Dataset items
────────────────────────────────────────

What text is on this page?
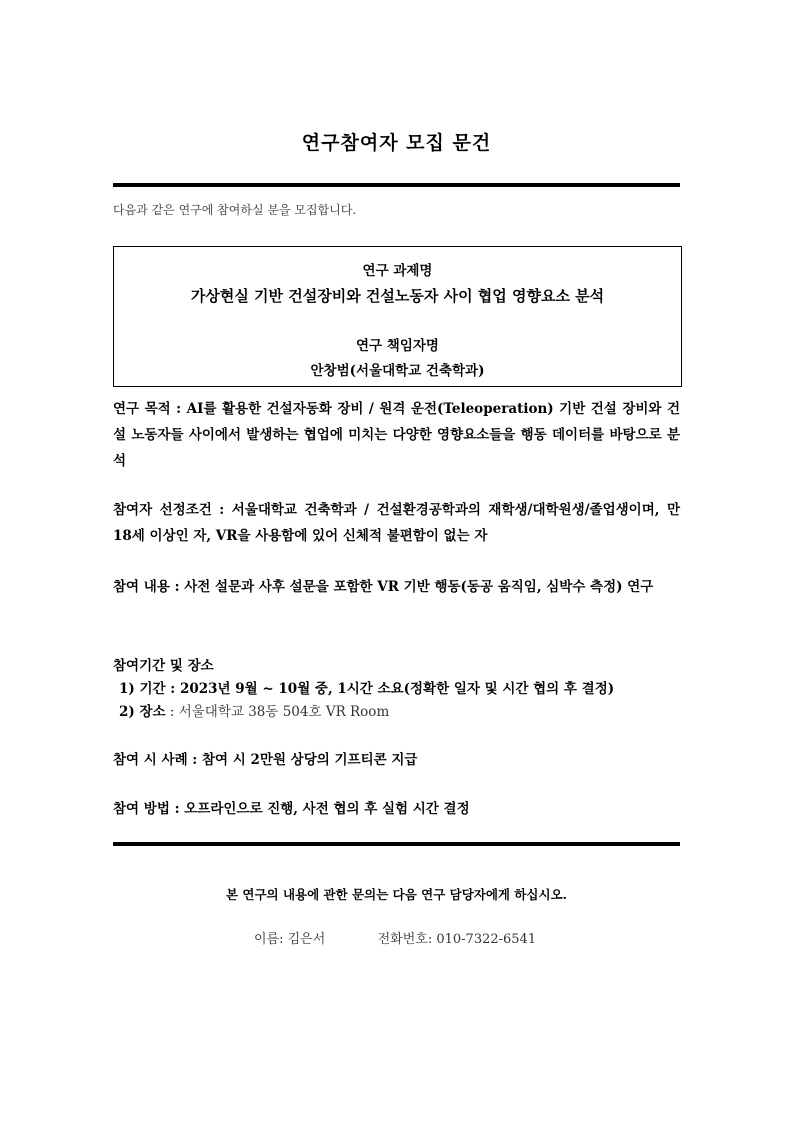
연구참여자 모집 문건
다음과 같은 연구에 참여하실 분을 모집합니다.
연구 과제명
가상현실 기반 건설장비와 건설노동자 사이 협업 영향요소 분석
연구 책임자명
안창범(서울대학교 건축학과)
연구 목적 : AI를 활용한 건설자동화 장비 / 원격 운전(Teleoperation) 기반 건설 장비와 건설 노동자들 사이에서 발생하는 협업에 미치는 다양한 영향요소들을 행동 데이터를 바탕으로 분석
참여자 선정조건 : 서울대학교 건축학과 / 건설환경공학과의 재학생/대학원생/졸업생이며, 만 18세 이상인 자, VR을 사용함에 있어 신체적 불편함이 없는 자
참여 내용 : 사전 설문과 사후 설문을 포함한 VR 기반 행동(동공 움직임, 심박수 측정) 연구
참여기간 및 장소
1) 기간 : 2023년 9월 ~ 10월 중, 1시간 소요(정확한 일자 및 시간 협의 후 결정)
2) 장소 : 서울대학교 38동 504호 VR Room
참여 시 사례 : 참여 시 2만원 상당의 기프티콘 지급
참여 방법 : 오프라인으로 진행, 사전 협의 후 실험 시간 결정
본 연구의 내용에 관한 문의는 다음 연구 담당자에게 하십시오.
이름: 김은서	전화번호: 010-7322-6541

────────────────────────────────────────

## Objective
Your answer should be a single number: the count of lines in the entries that contain the word "건축학과".

## Response to this exercise
2